[Exercise task]
Select all lines holding the word "content" from the entries that follow.

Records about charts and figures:
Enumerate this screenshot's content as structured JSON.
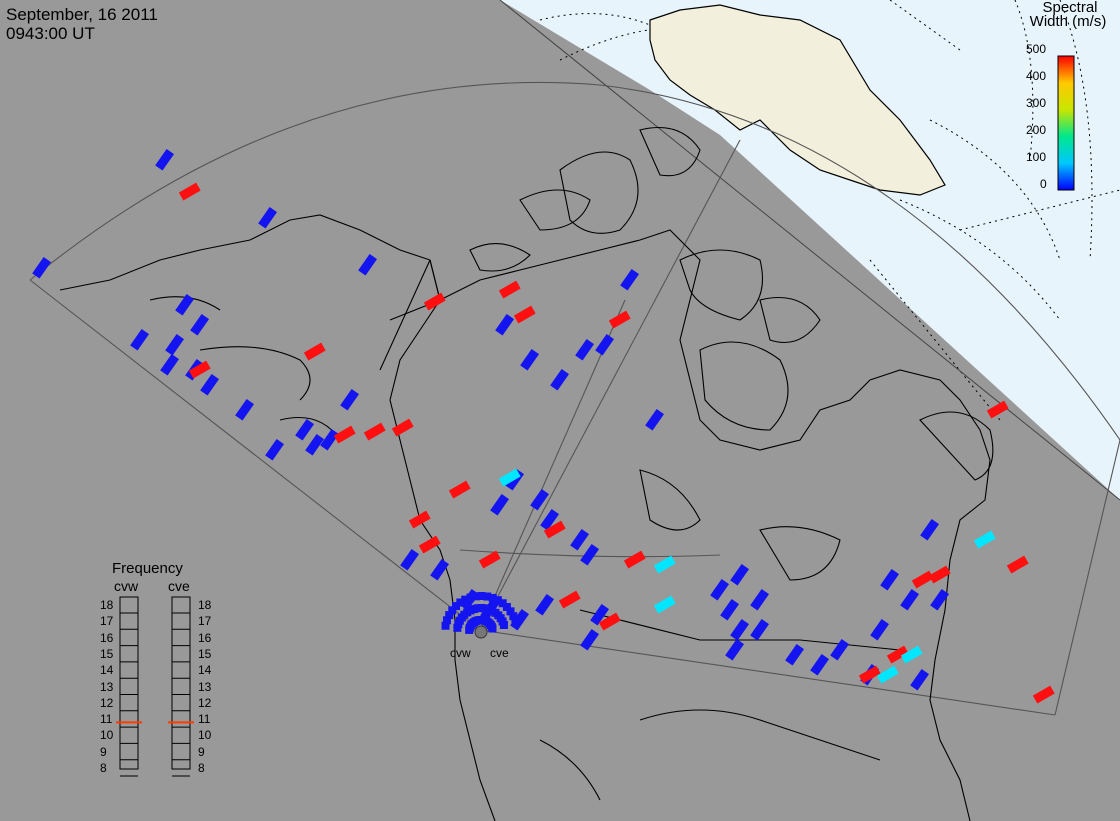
{
  "header": {
    "date": "September, 16 2011",
    "time": "0943:00 UT"
  },
  "scale": {
    "title_line1": "Spectral",
    "title_line2": "Width (m/s)",
    "ticks": [
      "500",
      "400",
      "300",
      "200",
      "100",
      "0"
    ],
    "colors": [
      "#0000ff",
      "#00c8ff",
      "#00e68c",
      "#c8e600",
      "#ffc800",
      "#ff0000"
    ]
  },
  "frequency": {
    "title": "Frequency",
    "radars": [
      "cvw",
      "cve"
    ],
    "levels": [
      "18",
      "17",
      "16",
      "15",
      "14",
      "13",
      "12",
      "11",
      "10",
      "9",
      "8"
    ],
    "cvw_mhz": 10.8,
    "cve_mhz": 10.8
  },
  "map_labels": {
    "site_west": "cvw",
    "site_east": "cve"
  },
  "colors": {
    "background": "#999999",
    "daylight": "#e8f4fc",
    "land_day": "#f2f0dc",
    "low_width": "#1414f0",
    "high_width": "#ff0f0f",
    "mid_width": "#00e6ff"
  },
  "echoes": {
    "blue": [
      [
        165,
        160
      ],
      [
        268,
        218
      ],
      [
        368,
        265
      ],
      [
        42,
        268
      ],
      [
        185,
        305
      ],
      [
        200,
        325
      ],
      [
        175,
        345
      ],
      [
        195,
        370
      ],
      [
        210,
        385
      ],
      [
        170,
        365
      ],
      [
        140,
        340
      ],
      [
        245,
        410
      ],
      [
        275,
        450
      ],
      [
        305,
        430
      ],
      [
        315,
        445
      ],
      [
        330,
        440
      ],
      [
        350,
        400
      ],
      [
        505,
        325
      ],
      [
        530,
        360
      ],
      [
        560,
        380
      ],
      [
        585,
        350
      ],
      [
        605,
        345
      ],
      [
        630,
        280
      ],
      [
        655,
        420
      ],
      [
        515,
        480
      ],
      [
        500,
        505
      ],
      [
        540,
        500
      ],
      [
        550,
        520
      ],
      [
        580,
        540
      ],
      [
        590,
        555
      ],
      [
        410,
        560
      ],
      [
        440,
        570
      ],
      [
        470,
        600
      ],
      [
        490,
        610
      ],
      [
        520,
        620
      ],
      [
        545,
        605
      ],
      [
        600,
        615
      ],
      [
        590,
        640
      ],
      [
        720,
        590
      ],
      [
        730,
        610
      ],
      [
        740,
        630
      ],
      [
        735,
        650
      ],
      [
        760,
        600
      ],
      [
        760,
        630
      ],
      [
        795,
        655
      ],
      [
        820,
        665
      ],
      [
        840,
        650
      ],
      [
        870,
        675
      ],
      [
        880,
        630
      ],
      [
        890,
        580
      ],
      [
        930,
        530
      ],
      [
        940,
        600
      ],
      [
        910,
        600
      ],
      [
        920,
        680
      ],
      [
        740,
        575
      ]
    ],
    "red": [
      [
        190,
        192
      ],
      [
        315,
        352
      ],
      [
        345,
        435
      ],
      [
        375,
        432
      ],
      [
        403,
        428
      ],
      [
        435,
        302
      ],
      [
        510,
        290
      ],
      [
        525,
        315
      ],
      [
        620,
        320
      ],
      [
        200,
        370
      ],
      [
        460,
        490
      ],
      [
        420,
        520
      ],
      [
        430,
        545
      ],
      [
        490,
        560
      ],
      [
        555,
        530
      ],
      [
        635,
        560
      ],
      [
        570,
        600
      ],
      [
        610,
        622
      ],
      [
        923,
        580
      ],
      [
        940,
        575
      ],
      [
        998,
        410
      ],
      [
        1018,
        565
      ],
      [
        1044,
        695
      ],
      [
        870,
        675
      ],
      [
        898,
        655
      ]
    ],
    "cyan": [
      [
        510,
        478
      ],
      [
        985,
        540
      ],
      [
        665,
        605
      ],
      [
        665,
        565
      ],
      [
        888,
        675
      ],
      [
        912,
        655
      ]
    ]
  }
}
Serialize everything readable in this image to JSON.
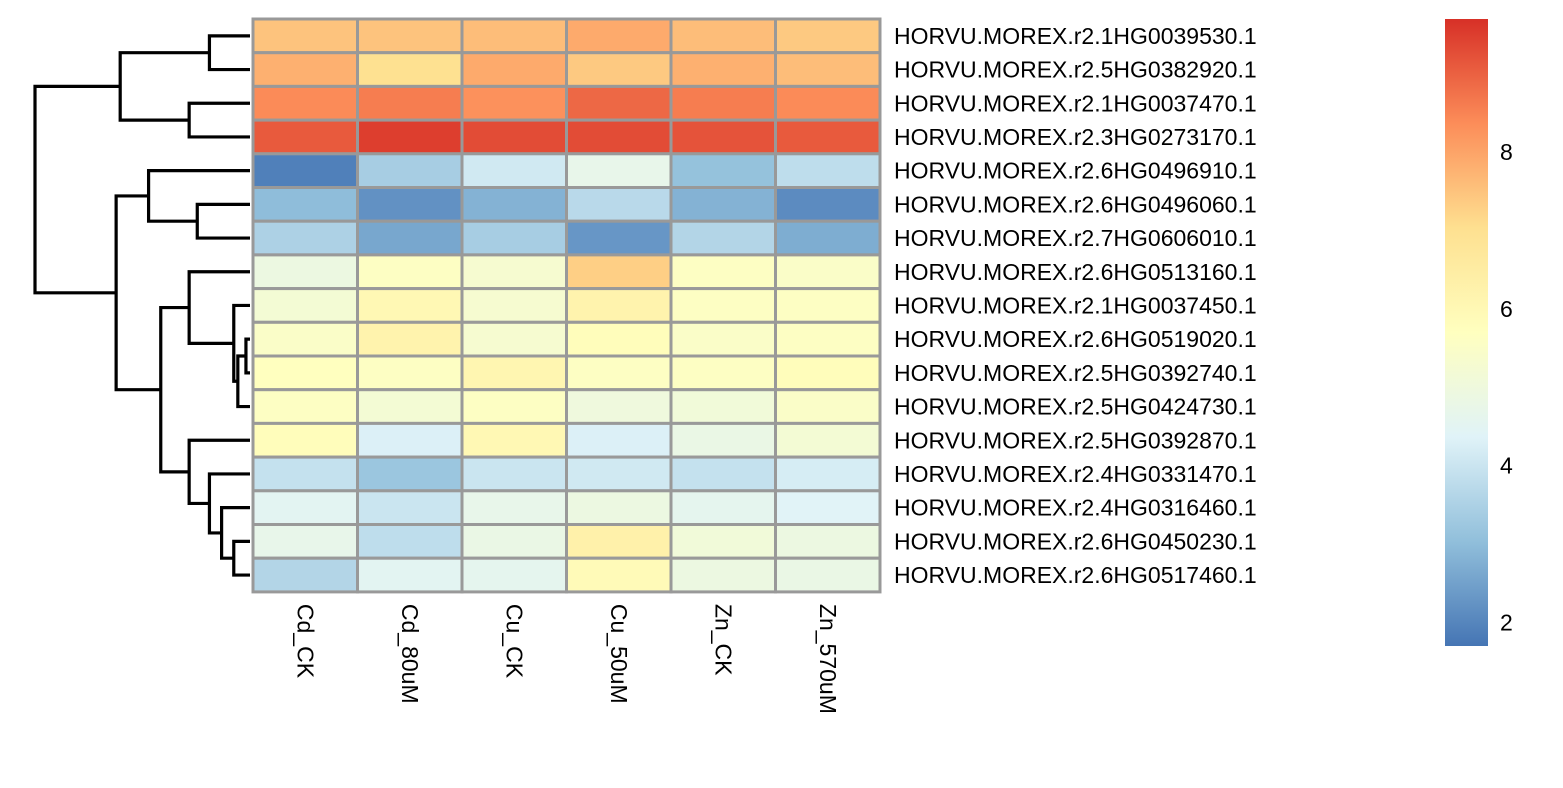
{
  "chart_data": {
    "type": "heatmap",
    "title": "",
    "xlabel": "",
    "ylabel": "",
    "columns": [
      "Cd_CK",
      "Cd_80uM",
      "Cu_CK",
      "Cu_50uM",
      "Zn_CK",
      "Zn_570uM"
    ],
    "rows": [
      "HORVU.MOREX.r2.1HG0039530.1",
      "HORVU.MOREX.r2.5HG0382920.1",
      "HORVU.MOREX.r2.1HG0037470.1",
      "HORVU.MOREX.r2.3HG0273170.1",
      "HORVU.MOREX.r2.6HG0496910.1",
      "HORVU.MOREX.r2.6HG0496060.1",
      "HORVU.MOREX.r2.7HG0606010.1",
      "HORVU.MOREX.r2.6HG0513160.1",
      "HORVU.MOREX.r2.1HG0037450.1",
      "HORVU.MOREX.r2.6HG0519020.1",
      "HORVU.MOREX.r2.5HG0392740.1",
      "HORVU.MOREX.r2.5HG0424730.1",
      "HORVU.MOREX.r2.5HG0392870.1",
      "HORVU.MOREX.r2.4HG0331470.1",
      "HORVU.MOREX.r2.4HG0316460.1",
      "HORVU.MOREX.r2.6HG0450230.1",
      "HORVU.MOREX.r2.6HG0517460.1"
    ],
    "values": [
      [
        7.5,
        7.5,
        7.6,
        7.9,
        7.6,
        7.4
      ],
      [
        7.8,
        7.0,
        7.9,
        7.4,
        7.8,
        7.6
      ],
      [
        8.4,
        8.6,
        8.3,
        8.9,
        8.6,
        8.4
      ],
      [
        9.1,
        9.5,
        9.3,
        9.3,
        9.2,
        9.1
      ],
      [
        1.9,
        3.4,
        4.1,
        4.7,
        3.1,
        3.8
      ],
      [
        3.0,
        2.2,
        2.8,
        3.7,
        2.8,
        2.1
      ],
      [
        3.5,
        2.6,
        3.4,
        2.3,
        3.6,
        2.7
      ],
      [
        4.9,
        5.6,
        5.3,
        7.3,
        5.6,
        5.5
      ],
      [
        5.2,
        6.0,
        5.3,
        6.2,
        5.6,
        5.6
      ],
      [
        5.5,
        6.2,
        5.3,
        5.8,
        5.5,
        5.6
      ],
      [
        5.7,
        5.6,
        6.1,
        5.6,
        5.6,
        5.8
      ],
      [
        5.6,
        5.2,
        5.6,
        5.0,
        5.1,
        5.5
      ],
      [
        5.8,
        4.3,
        6.0,
        4.3,
        4.8,
        5.2
      ],
      [
        3.9,
        3.2,
        4.0,
        4.1,
        3.9,
        4.2
      ],
      [
        4.5,
        4.0,
        4.7,
        4.9,
        4.6,
        4.4
      ],
      [
        4.7,
        3.8,
        4.8,
        6.3,
        5.1,
        4.9
      ],
      [
        3.6,
        4.5,
        4.6,
        5.9,
        4.9,
        4.8
      ]
    ],
    "colorbar": {
      "min": 1.7,
      "max": 9.7,
      "ticks": [
        2,
        4,
        6,
        8
      ],
      "colors": [
        "#4575B4",
        "#91BFDB",
        "#E0F3F8",
        "#FFFFBF",
        "#FEE090",
        "#FC8D59",
        "#D73027"
      ]
    },
    "cell_border_color": "#999999",
    "grid": true,
    "legend": "right",
    "row_dendrogram": {
      "branches": [
        [
          0,
          1,
          1.0
        ],
        [
          2,
          3,
          1.5
        ],
        [
          -1,
          -2,
          3.2
        ],
        [
          5,
          6,
          1.3
        ],
        [
          4,
          -4,
          2.5
        ],
        [
          9,
          10,
          0.1
        ],
        [
          11,
          -6,
          0.3
        ],
        [
          8,
          -7,
          0.4
        ],
        [
          7,
          -8,
          1.5
        ],
        [
          15,
          16,
          0.4
        ],
        [
          14,
          -10,
          0.7
        ],
        [
          13,
          -11,
          1.0
        ],
        [
          12,
          -12,
          1.5
        ],
        [
          -9,
          -13,
          2.2
        ],
        [
          -5,
          -14,
          3.3
        ],
        [
          -3,
          -15,
          5.3
        ]
      ],
      "max_height": 5.3
    }
  }
}
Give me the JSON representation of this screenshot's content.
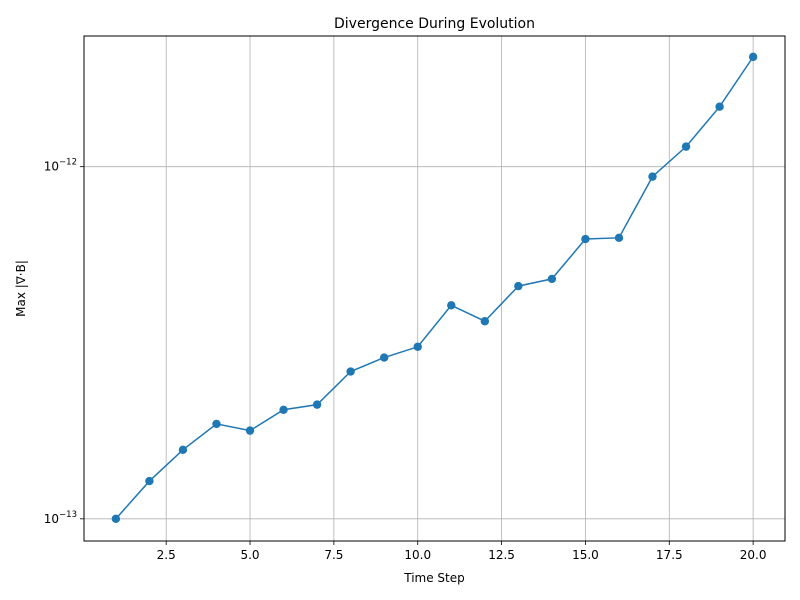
{
  "chart_data": {
    "type": "line",
    "title": "Divergence During Evolution",
    "xlabel": "Time Step",
    "ylabel": "Max |∇·B|",
    "yscale": "log",
    "grid": true,
    "xlim": [
      0.05,
      20.95
    ],
    "ylim": [
      8.65e-14,
      2.35e-12
    ],
    "xticks": [
      {
        "value": 2.5,
        "label": "2.5"
      },
      {
        "value": 5.0,
        "label": "5.0"
      },
      {
        "value": 7.5,
        "label": "7.5"
      },
      {
        "value": 10.0,
        "label": "10.0"
      },
      {
        "value": 12.5,
        "label": "12.5"
      },
      {
        "value": 15.0,
        "label": "15.0"
      },
      {
        "value": 17.5,
        "label": "17.5"
      },
      {
        "value": 20.0,
        "label": "20.0"
      }
    ],
    "yticks": [
      {
        "value": 1e-13,
        "base": "10",
        "exp": "−13"
      },
      {
        "value": 1e-12,
        "base": "10",
        "exp": "−12"
      }
    ],
    "series": [
      {
        "color": "#1f77b4",
        "marker": "circle",
        "x": [
          1,
          2,
          3,
          4,
          5,
          6,
          7,
          8,
          9,
          10,
          11,
          12,
          13,
          14,
          15,
          16,
          17,
          18,
          19,
          20
        ],
        "y": [
          1e-13,
          1.28e-13,
          1.57e-13,
          1.86e-13,
          1.78e-13,
          2.04e-13,
          2.11e-13,
          2.62e-13,
          2.87e-13,
          3.08e-13,
          4.04e-13,
          3.64e-13,
          4.58e-13,
          4.8e-13,
          6.23e-13,
          6.28e-13,
          9.37e-13,
          1.14e-12,
          1.48e-12,
          2.05e-12
        ]
      }
    ]
  }
}
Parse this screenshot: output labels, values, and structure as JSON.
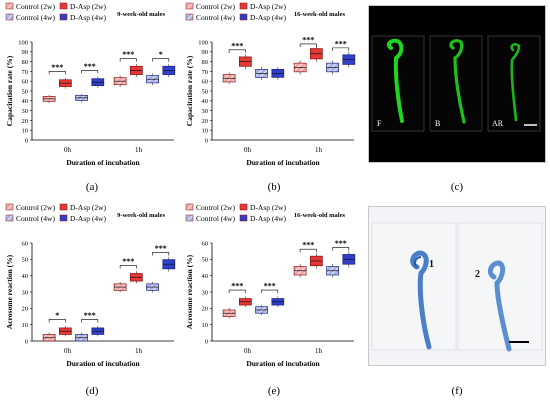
{
  "panel_labels": [
    "(a)",
    "(b)",
    "(c)",
    "(d)",
    "(e)",
    "(f)"
  ],
  "legend": {
    "control_2w": "Control (2w)",
    "daspa_2w": "D-Asp (2w)",
    "control_4w": "Control (4w)",
    "daspa_4w": "D-Asp (4w)"
  },
  "colors": {
    "control_2w": "#f4a7a7",
    "daspa_2w": "#e53935",
    "control_4w": "#aab3e8",
    "daspa_4w": "#2f3fc9",
    "fluorescence": "#1fd61f",
    "stain": "#5b8fd1"
  },
  "chart_data": [
    {
      "type": "box",
      "title": "9-week-old males",
      "ylabel": "Capacitation rate (%)",
      "xlabel": "Duration of incubation",
      "categories": [
        "0h",
        "1h"
      ],
      "ylim": [
        0,
        100
      ],
      "yticks": [
        0,
        10,
        20,
        30,
        40,
        50,
        60,
        70,
        80,
        90,
        100
      ],
      "series": [
        {
          "name": "Control (2w)",
          "values": [
            42,
            60
          ]
        },
        {
          "name": "D-Asp (2w)",
          "values": [
            58,
            71
          ]
        },
        {
          "name": "Control (4w)",
          "values": [
            43,
            62
          ]
        },
        {
          "name": "D-Asp (4w)",
          "values": [
            59,
            71
          ]
        }
      ],
      "significance": [
        [
          "***",
          "***"
        ],
        [
          "***",
          "*"
        ]
      ]
    },
    {
      "type": "box",
      "title": "16-week-old males",
      "ylabel": "Capacitation rate (%)",
      "xlabel": "Duration of incubation",
      "categories": [
        "0h",
        "1h"
      ],
      "ylim": [
        0,
        100
      ],
      "yticks": [
        0,
        10,
        20,
        30,
        40,
        50,
        60,
        70,
        80,
        90,
        100
      ],
      "series": [
        {
          "name": "Control (2w)",
          "values": [
            63,
            74
          ]
        },
        {
          "name": "D-Asp (2w)",
          "values": [
            80,
            88
          ]
        },
        {
          "name": "Control (4w)",
          "values": [
            68,
            74
          ]
        },
        {
          "name": "D-Asp (4w)",
          "values": [
            68,
            82
          ]
        }
      ],
      "significance": [
        [
          "***",
          ""
        ],
        [
          "***",
          "***"
        ]
      ]
    },
    {
      "type": "box",
      "title": "9-week-old males",
      "ylabel": "Acrosome reaction (%)",
      "xlabel": "Duration of incubation",
      "categories": [
        "0h",
        "1h"
      ],
      "ylim": [
        0,
        60
      ],
      "yticks": [
        0,
        10,
        20,
        30,
        40,
        50,
        60
      ],
      "series": [
        {
          "name": "Control (2w)",
          "values": [
            2,
            33
          ]
        },
        {
          "name": "D-Asp (2w)",
          "values": [
            6,
            39
          ]
        },
        {
          "name": "Control (4w)",
          "values": [
            2,
            33
          ]
        },
        {
          "name": "D-Asp (4w)",
          "values": [
            6,
            47
          ]
        }
      ],
      "significance": [
        [
          "*",
          "***"
        ],
        [
          "***",
          "***"
        ]
      ]
    },
    {
      "type": "box",
      "title": "16-week-old males",
      "ylabel": "Acrosome reaction (%)",
      "xlabel": "Duration of incubation",
      "categories": [
        "0h",
        "1h"
      ],
      "ylim": [
        0,
        60
      ],
      "yticks": [
        0,
        10,
        20,
        30,
        40,
        50,
        60
      ],
      "series": [
        {
          "name": "Control (2w)",
          "values": [
            17,
            43
          ]
        },
        {
          "name": "D-Asp (2w)",
          "values": [
            24,
            49
          ]
        },
        {
          "name": "Control (4w)",
          "values": [
            19,
            43
          ]
        },
        {
          "name": "D-Asp (4w)",
          "values": [
            24,
            50
          ]
        }
      ],
      "significance": [
        [
          "***",
          "***"
        ],
        [
          "***",
          "***"
        ]
      ]
    }
  ],
  "micrographs_c": [
    "F",
    "B",
    "AR"
  ],
  "micrographs_f": [
    "1",
    "2"
  ]
}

[Output]
Enumerate this screenshot's content as structured JSON.
Give me the JSON representation of this screenshot's content.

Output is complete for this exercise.